Copy the passage of the crowdfunding-law text from "The choice to" to "states, if available." word for word.

Reading text:
=-=-=-=-=

While some states copied provisions of the federal crowdfunding laws, meaning rules and restrictions are the same (but apply to just one state, of course), other states adopted crowdfunding laws that allow each investor to invest as much as $10,000, including non-accredited investors - an amount that exceeds limits per investor found in the federal law. Federal law limits investments per investor to as little as $2,000, depending on the investor's income or net worth. Another example is Oregon's "Community Public Offering" rules, which allow each investor to invest up to $2,500, regardless of the investor's income or net worth. Oregon’s approach saves entrepreneurs and investors from the hassle of collecting and sharing information about each investor's income or net worth, which some advocates of that law have said is a great advantage for entrepreneurs who do not have much time or money to handle lots of paperwork.

The choice to raise capital under the federal crowdfunding law or under a state-level crowdfunding law, which would generally still require compliance with other federal securities law provisions, will depend on a variety of factors, including the nature of the enterprise, the pool of potential investors, and the geographical location of potential investors. Complying with the federal crowdfunding law allows an entrepreneur to accept investments from all over the nation, without worrying about complying with the laws of multiple states, so this may be a huge advantage for some enterprises that are seeking a national or large regional market. For other enterprises that are more place-based, this difference might be trivial, and it might make more sense to raise capital under the state-level crowdfunding laws in those states, if available.

=-=-=-=-=

Entries supplied:
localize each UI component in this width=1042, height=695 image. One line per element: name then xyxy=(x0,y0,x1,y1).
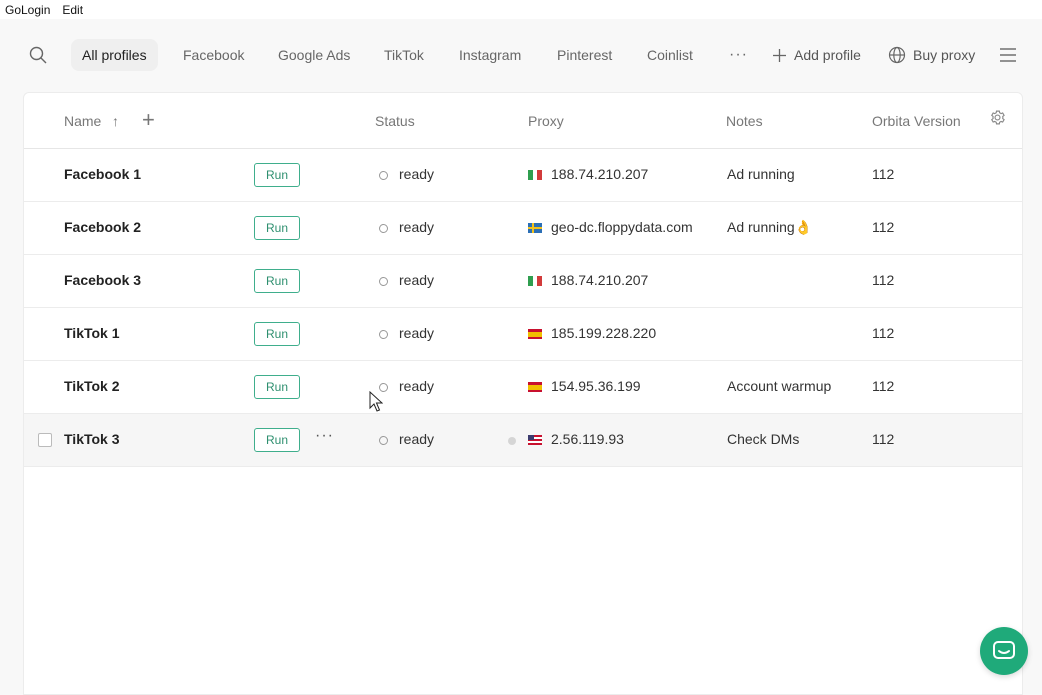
flag-spain-icon xyxy=(528,382,542,392)
profiles-table: Name ↑ + Status Proxy Notes Orbita Versi… xyxy=(23,92,1023,695)
buy-proxy-button[interactable]: Buy proxy xyxy=(888,39,975,71)
table-row[interactable]: TikTok 2 Run ready 154.95.36.199 Account… xyxy=(24,361,1022,414)
profile-version: 112 xyxy=(872,378,895,394)
buy-proxy-label: Buy proxy xyxy=(913,47,976,63)
more-tabs-button[interactable]: ··· xyxy=(729,46,748,64)
flag-italy-icon xyxy=(528,276,543,286)
profile-proxy[interactable]: geo-dc.floppydata.com xyxy=(551,219,693,235)
profile-proxy[interactable]: 185.199.228.220 xyxy=(551,325,656,341)
status-indicator xyxy=(379,436,388,445)
flag-sweden-icon xyxy=(528,223,542,233)
column-orbita-version[interactable]: Orbita Version xyxy=(872,113,961,129)
plus-icon xyxy=(773,48,786,62)
status-indicator xyxy=(379,330,388,339)
run-button[interactable]: Run xyxy=(254,322,300,346)
gear-icon[interactable] xyxy=(989,109,1006,126)
add-profile-button[interactable]: Add profile xyxy=(772,39,861,71)
hamburger-icon[interactable] xyxy=(999,47,1017,63)
run-button[interactable]: Run xyxy=(254,163,300,187)
table-row[interactable]: Facebook 1 Run ready 188.74.210.207 Ad r… xyxy=(24,149,1022,202)
tab-google-ads[interactable]: Google Ads xyxy=(267,39,361,71)
profile-version: 112 xyxy=(872,272,895,288)
profile-status: ready xyxy=(399,378,435,394)
profile-proxy[interactable]: 2.56.119.93 xyxy=(551,431,624,447)
profile-name[interactable]: Facebook 3 xyxy=(64,272,141,288)
status-indicator xyxy=(379,277,388,286)
column-status[interactable]: Status xyxy=(375,113,415,129)
profile-version: 112 xyxy=(872,219,895,235)
profile-notes[interactable]: Check DMs xyxy=(727,431,799,447)
tab-all-profiles[interactable]: All profiles xyxy=(71,39,158,71)
profile-status: ready xyxy=(399,431,435,447)
profile-name[interactable]: Facebook 1 xyxy=(64,166,141,182)
table-header: Name ↑ + Status Proxy Notes Orbita Versi… xyxy=(24,93,1022,149)
table-row[interactable]: TikTok 3 Run ··· ready 2.56.119.93 Check… xyxy=(24,414,1022,467)
profile-version: 112 xyxy=(872,166,895,182)
profile-name[interactable]: TikTok 2 xyxy=(64,378,120,394)
globe-icon xyxy=(888,46,906,64)
chat-icon xyxy=(993,641,1015,659)
flag-spain-icon xyxy=(528,329,542,339)
table-row[interactable]: TikTok 1 Run ready 185.199.228.220 112 xyxy=(24,308,1022,361)
add-profile-label: Add profile xyxy=(794,47,861,63)
menu-edit[interactable]: Edit xyxy=(62,3,83,17)
sort-arrow-icon[interactable]: ↑ xyxy=(112,113,119,129)
profile-status: ready xyxy=(399,166,435,182)
run-button[interactable]: Run xyxy=(254,269,300,293)
profile-name[interactable]: TikTok 1 xyxy=(64,325,120,341)
tab-facebook[interactable]: Facebook xyxy=(172,39,255,71)
profile-proxy[interactable]: 154.95.36.199 xyxy=(551,378,641,394)
table-row[interactable]: Facebook 3 Run ready 188.74.210.207 112 xyxy=(24,255,1022,308)
status-indicator xyxy=(379,224,388,233)
flag-italy-icon xyxy=(528,170,543,180)
status-indicator xyxy=(379,171,388,180)
proxy-check-indicator[interactable] xyxy=(508,437,516,445)
support-chat-button[interactable] xyxy=(980,627,1028,675)
menu-app[interactable]: GoLogin xyxy=(5,3,50,17)
top-toolbar: All profiles Facebook Google Ads TikTok … xyxy=(0,19,1042,91)
run-button[interactable]: Run xyxy=(254,216,300,240)
profile-name[interactable]: Facebook 2 xyxy=(64,219,141,235)
menubar: GoLogin Edit xyxy=(0,0,1042,19)
mouse-cursor-icon xyxy=(369,391,383,412)
profile-proxy[interactable]: 188.74.210.207 xyxy=(551,272,648,288)
profile-status: ready xyxy=(399,325,435,341)
profile-notes[interactable]: Ad running👌 xyxy=(727,219,812,236)
flag-usa-icon xyxy=(528,435,542,445)
column-name[interactable]: Name xyxy=(64,113,101,129)
column-notes[interactable]: Notes xyxy=(726,113,763,129)
profile-notes[interactable]: Account warmup xyxy=(727,378,831,394)
profile-status: ready xyxy=(399,219,435,235)
table-row[interactable]: Facebook 2 Run ready geo-dc.floppydata.c… xyxy=(24,202,1022,255)
tab-coinlist[interactable]: Coinlist xyxy=(636,39,704,71)
profile-version: 112 xyxy=(872,325,895,341)
tab-instagram[interactable]: Instagram xyxy=(448,39,532,71)
row-checkbox[interactable] xyxy=(38,433,52,447)
tab-pinterest[interactable]: Pinterest xyxy=(546,39,623,71)
profile-notes[interactable]: Ad running xyxy=(727,166,795,182)
search-icon[interactable] xyxy=(28,45,48,65)
add-column-button[interactable]: + xyxy=(142,107,155,133)
run-button[interactable]: Run xyxy=(254,375,300,399)
row-more-button[interactable]: ··· xyxy=(315,427,334,445)
tab-tiktok[interactable]: TikTok xyxy=(373,39,435,71)
profile-version: 112 xyxy=(872,431,895,447)
profile-proxy[interactable]: 188.74.210.207 xyxy=(551,166,648,182)
run-button[interactable]: Run xyxy=(254,428,300,452)
column-proxy[interactable]: Proxy xyxy=(528,113,564,129)
profile-status: ready xyxy=(399,272,435,288)
profile-name[interactable]: TikTok 3 xyxy=(64,431,120,447)
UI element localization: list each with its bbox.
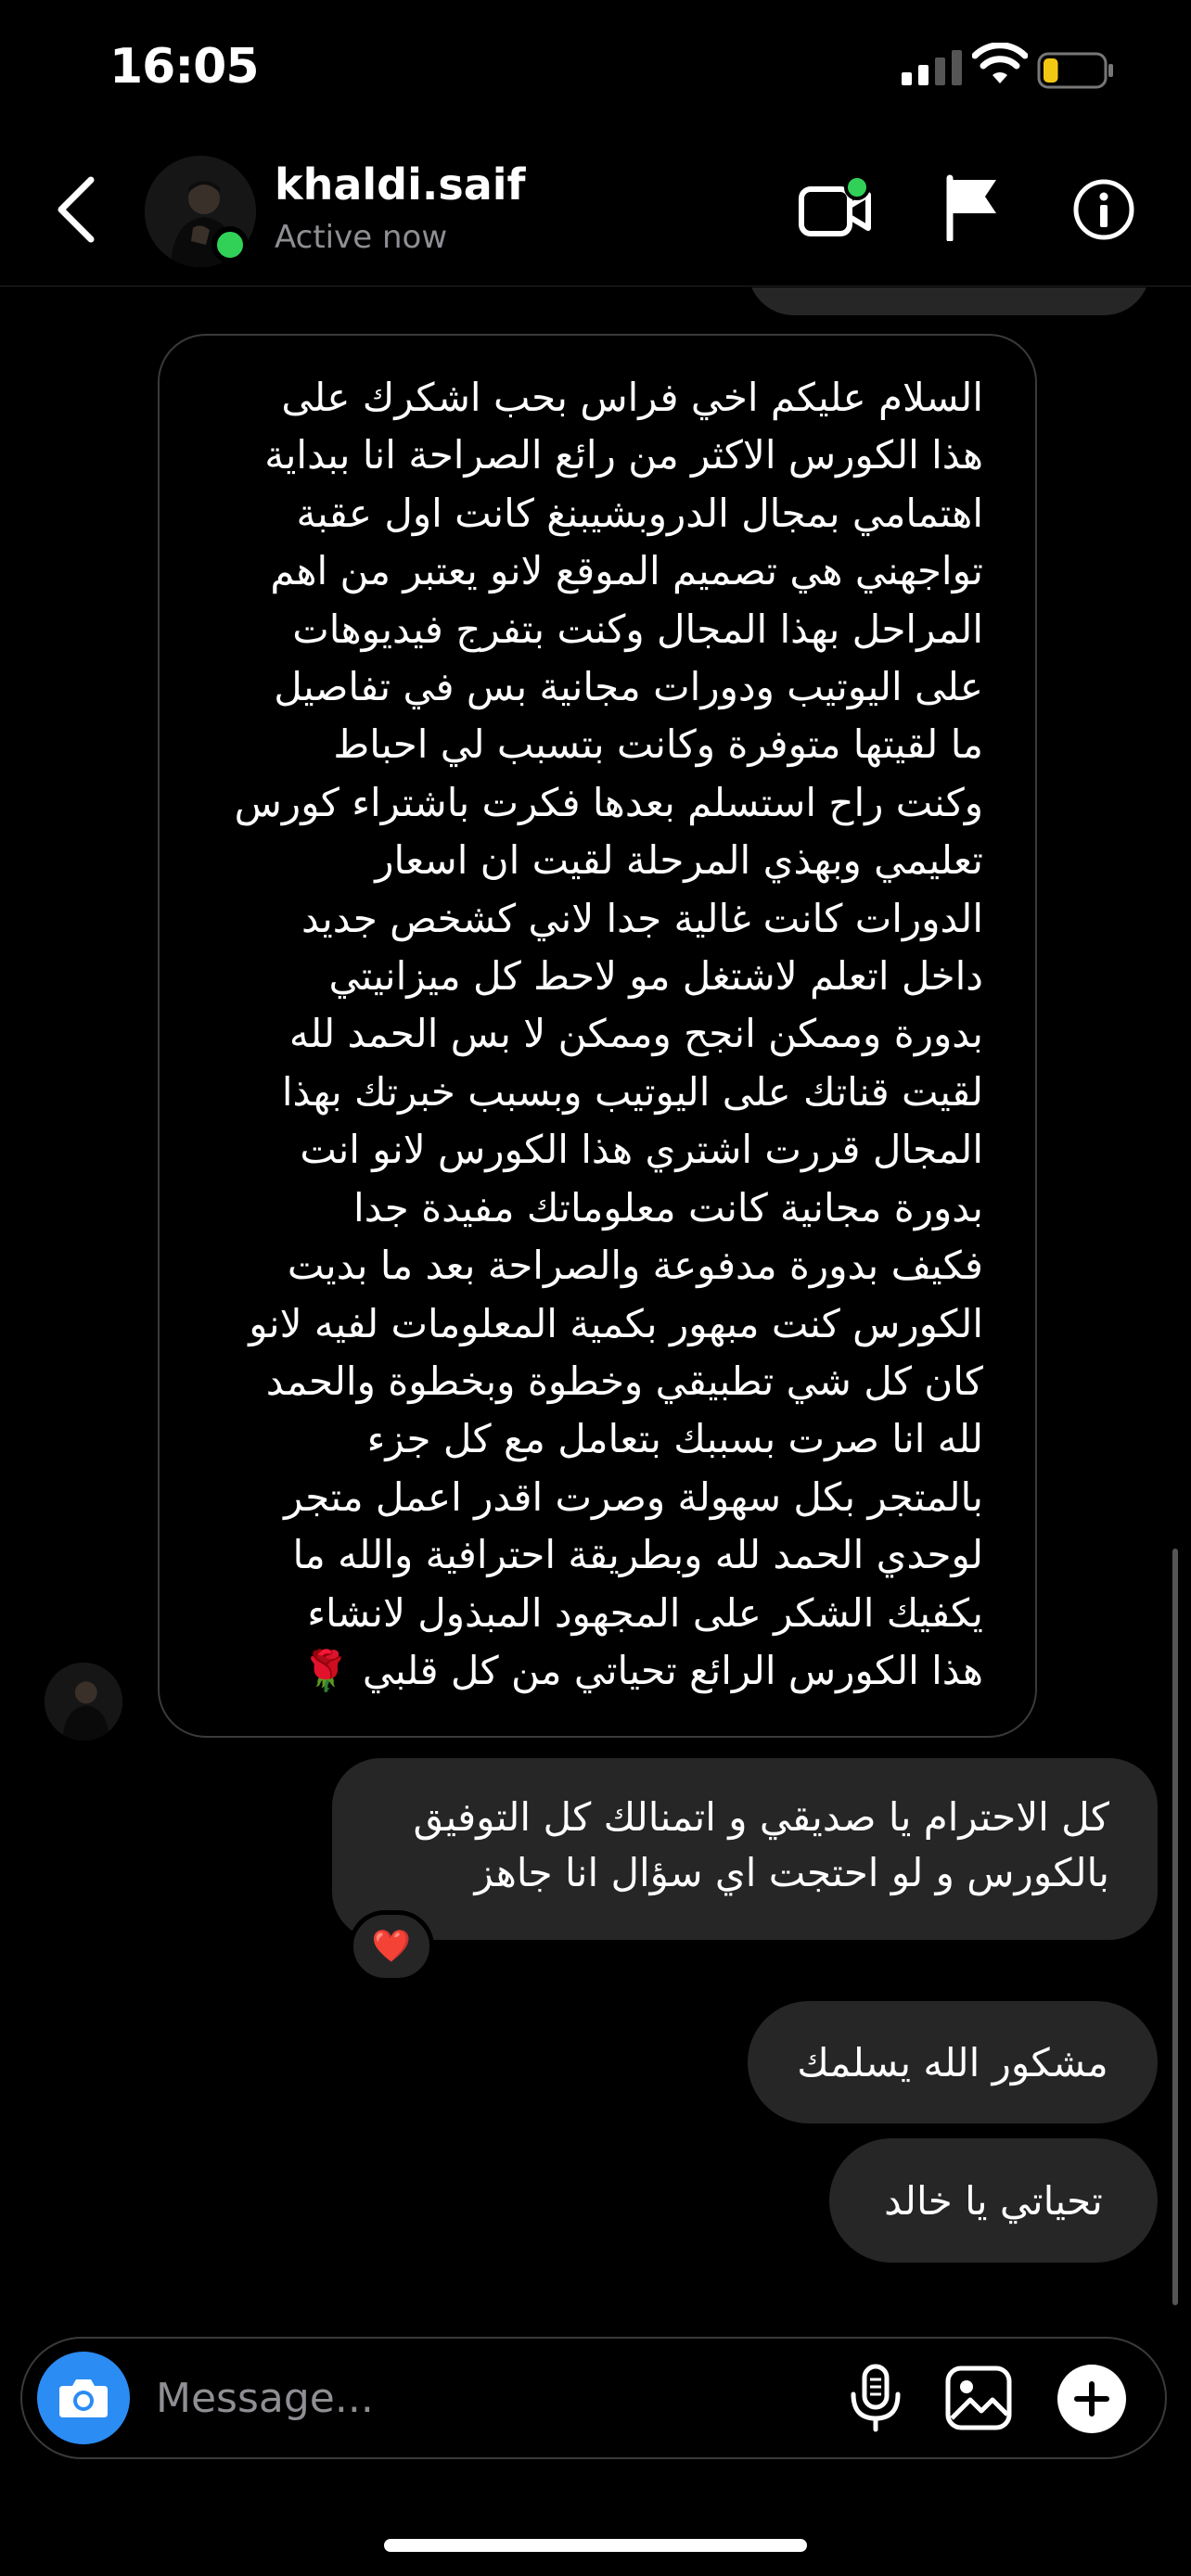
message-line: بالكورس و لو احتجت اي سؤال انا جاهز xyxy=(474,1850,1109,1895)
message-line: ما لقيتها متوفرة وكانت بتسبب لي احباط xyxy=(333,721,983,768)
message-line: كان كل شي تطبيقي وخطوة وبخطوة والحمد xyxy=(265,1358,983,1404)
message-line: المراحل بهذا المجال وكنت بتفرج فيديوهات xyxy=(292,606,983,652)
message-line: لله انا صرت بسببك بتعامل مع كل جزء xyxy=(366,1416,983,1462)
gallery-icon[interactable] xyxy=(944,2365,1013,2431)
message-line: وكنت راح استسلم بعدها فكرت باشتراء كورس xyxy=(234,779,983,825)
message-line: داخل اتعلم لاشتغل مو لاحط كل ميزانيتي xyxy=(328,953,983,1000)
back-chevron-icon[interactable] xyxy=(54,174,100,245)
chat-username[interactable]: khaldi.saif xyxy=(275,159,526,210)
received-message-bubble[interactable]: السلام عليكم اخي فراس بحب اشكرك على هذا ا… xyxy=(158,334,1037,1738)
message-line: تواجهني هي تصميم الموقع لانو يعتبر من اه… xyxy=(270,548,983,594)
message-line: السلام عليكم اخي فراس بحب اشكرك على xyxy=(281,375,983,420)
message-line: اهتمامي بمجال الدروبشيبنغ كانت اول عقبة xyxy=(296,490,983,536)
microphone-icon[interactable] xyxy=(848,2363,903,2433)
message-line: يكفيك الشكر على المجهود المبذول لانشاء xyxy=(307,1589,983,1636)
message-line: المجال قررت اشتري هذا الكورس لانو انت xyxy=(300,1127,983,1173)
heart-icon: ❤️ xyxy=(371,1928,412,1965)
home-indicator[interactable] xyxy=(384,2539,807,2552)
message-line: على اليوتيب ودورات مجانية بس في تفاصيل xyxy=(274,664,983,710)
sent-message-text: كل الاحترام يا صديقي و اتمنالك كل التوفي… xyxy=(369,1790,1109,1901)
wifi-icon xyxy=(972,43,1028,83)
activity-status: Active now xyxy=(275,219,448,256)
message-line: هذا الكورس الاكثر من رائع الصراحة انا بب… xyxy=(264,432,983,478)
message-line: الكورس كنت مبهور بكمية المعلومات لفيه لا… xyxy=(249,1300,983,1346)
message-line: كل الاحترام يا صديقي و اتمنالك كل التوفي… xyxy=(413,1794,1109,1840)
heart-reaction[interactable]: ❤️ xyxy=(349,1910,434,1983)
message-line: هذا الكورس الرائع تحياتي من كل قلبي 🌹 xyxy=(301,1647,983,1693)
message-line: بدورة وممكن انجح وممكن لا بس الحمد لله xyxy=(288,1011,983,1057)
cellular-signal-icon xyxy=(902,50,962,85)
message-line: الدورات كانت غالية جدا لاني كشخص جديد xyxy=(301,895,983,941)
sent-message-text: مشكور الله يسلمك xyxy=(797,2039,1108,2085)
plus-icon xyxy=(1074,2381,1109,2417)
sender-avatar[interactable] xyxy=(45,1663,122,1741)
sent-message-bubble[interactable]: كل الاحترام يا صديقي و اتمنالك كل التوفي… xyxy=(332,1758,1158,1940)
video-call-icon[interactable] xyxy=(798,174,876,241)
sent-message-text: تحياتي يا خالد xyxy=(884,2177,1103,2224)
received-message-text: السلام عليكم اخي فراس بحب اشكرك على هذا ا… xyxy=(200,369,983,1700)
message-line: لقيت قناتك على اليوتيب وبسبب خبرتك بهذا xyxy=(281,1068,983,1115)
message-line: بدورة مجانية كانت معلوماتك مفيدة جدا xyxy=(353,1184,983,1231)
message-line: لوحدي الحمد لله وبطريقة احترافية والله م… xyxy=(292,1532,983,1578)
camera-button[interactable] xyxy=(37,2352,130,2444)
message-input[interactable] xyxy=(156,2368,805,2428)
battery-icon xyxy=(1037,52,1113,89)
camera-icon xyxy=(59,2379,108,2417)
online-status-dot xyxy=(211,226,249,263)
info-icon[interactable] xyxy=(1072,178,1135,241)
sender-avatar-photo xyxy=(45,1663,122,1741)
flag-icon[interactable] xyxy=(942,174,1002,241)
add-button[interactable] xyxy=(1057,2365,1126,2433)
message-line: تعليمي وبهذي المرحلة لقيت ان اسعار xyxy=(375,837,983,884)
scrollbar[interactable] xyxy=(1172,1549,1178,2305)
header-divider xyxy=(0,286,1191,287)
sent-message-bubble[interactable]: مشكور الله يسلمك xyxy=(748,2001,1158,2123)
status-time: 16:05 xyxy=(109,39,260,95)
message-line: بالمتجر بكل سهولة وصرت اقدر اعمل متجر xyxy=(284,1473,983,1520)
message-line: فكيف بدورة مدفوعة والصراحة بعد ما بديت xyxy=(287,1243,983,1289)
sent-message-bubble[interactable]: تحياتي يا خالد xyxy=(829,2138,1158,2263)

=-=-=-=-=

Correct result:
The choice to raise capital under the federal crowdfunding law or under a state-level crowdfunding law, which would generally still require compliance with other federal securities law provisions, will depend on a variety of factors, including the nature of the enterprise, the pool of potential investors, and the geographical location of potential investors. Complying with the federal crowdfunding law allows an entrepreneur to accept investments from all over the nation, without worrying about complying with the laws of multiple states, so this may be a huge advantage for some enterprises that are seeking a national or large regional market. For other enterprises that are more place-based, this difference might be trivial, and it might make more sense to raise capital under the state-level crowdfunding laws in those states, if available.